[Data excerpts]
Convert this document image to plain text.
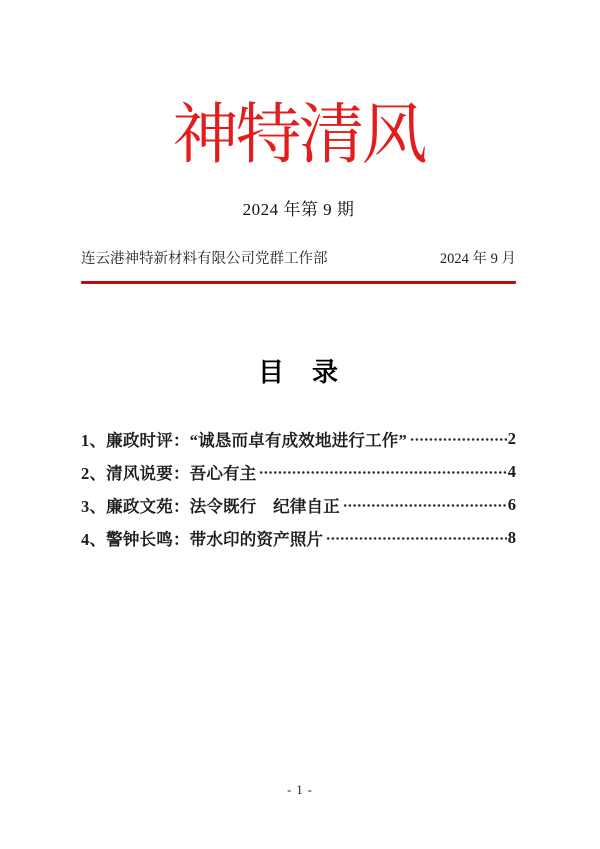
神特清风
2024 年第 9 期
连云港神特新材料有限公司党群工作部	2024 年 9 月
目　录
1、廉政时评：“诚恳而卓有成效地进行工作”	2
2、清风说要：吾心有主	4
3、廉政文苑：法令既行　纪律自正	6
4、警钟长鸣：带水印的资产照片	8
- 1 -
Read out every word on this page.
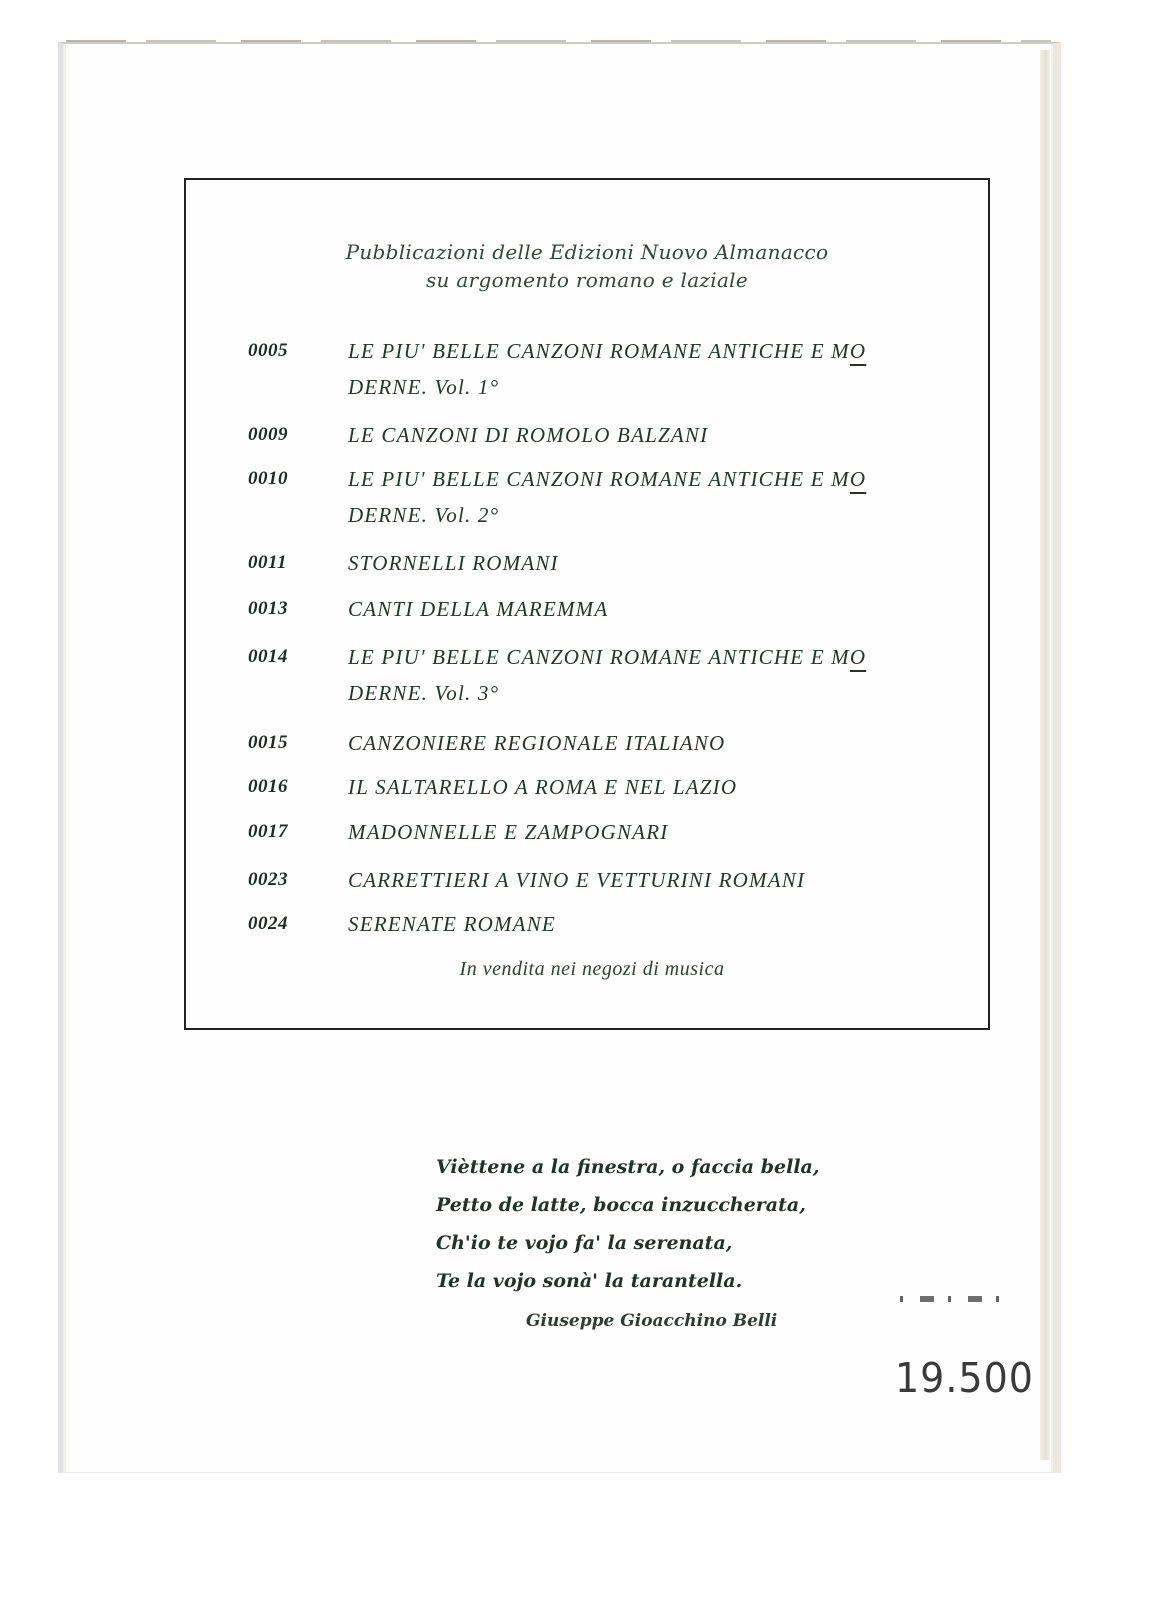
Pubblicazioni delle Edizioni Nuovo Almanacco
su argomento romano e laziale
0005	LE PIU' BELLE CANZONI ROMANE ANTICHE E MO
DERNE. Vol. 1°
0009	LE CANZONI DI ROMOLO BALZANI
0010	LE PIU' BELLE CANZONI ROMANE ANTICHE E MO
DERNE. Vol. 2°
0011	STORNELLI ROMANI
0013	CANTI DELLA MAREMMA
0014	LE PIU' BELLE CANZONI ROMANE ANTICHE E MO
DERNE. Vol. 3°
0015	CANZONIERE REGIONALE ITALIANO
0016	IL SALTARELLO A ROMA E NEL LAZIO
0017	MADONNELLE E ZAMPOGNARI
0023	CARRETTIERI A VINO E VETTURINI ROMANI
0024	SERENATE ROMANE
In vendita nei negozi di musica
Vièttene a la finestra, o faccia bella,
Petto de latte, bocca inzuccherata,
Ch'io te vojo fa' la serenata,
Te la vojo sonà' la tarantella.
Giuseppe Gioacchino Belli
19.500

● **Short exercise**: Restate the entire listing word for word, excluding pictures.

● **Task output**:
Convert this document image to plain text.
神特清风
2024 年第 9 期
连云港神特新材料有限公司党群工作部	2024 年 9 月
目　录
1、廉政时评：“诚恳而卓有成效地进行工作”	2
2、清风说要：吾心有主	4
3、廉政文苑：法令既行　纪律自正	6
4、警钟长鸣：带水印的资产照片	8
- 1 -
Read out every word on this page.
Pubblicazioni delle Edizioni Nuovo Almanacco
su argomento romano e laziale
0005	LE PIU' BELLE CANZONI ROMANE ANTICHE E MO
DERNE. Vol. 1°
0009	LE CANZONI DI ROMOLO BALZANI
0010	LE PIU' BELLE CANZONI ROMANE ANTICHE E MO
DERNE. Vol. 2°
0011	STORNELLI ROMANI
0013	CANTI DELLA MAREMMA
0014	LE PIU' BELLE CANZONI ROMANE ANTICHE E MO
DERNE. Vol. 3°
0015	CANZONIERE REGIONALE ITALIANO
0016	IL SALTARELLO A ROMA E NEL LAZIO
0017	MADONNELLE E ZAMPOGNARI
0023	CARRETTIERI A VINO E VETTURINI ROMANI
0024	SERENATE ROMANE
In vendita nei negozi di musica
Vièttene a la finestra, o faccia bella,
Petto de latte, bocca inzuccherata,
Ch'io te vojo fa' la serenata,
Te la vojo sonà' la tarantella.
Giuseppe Gioacchino Belli
19.500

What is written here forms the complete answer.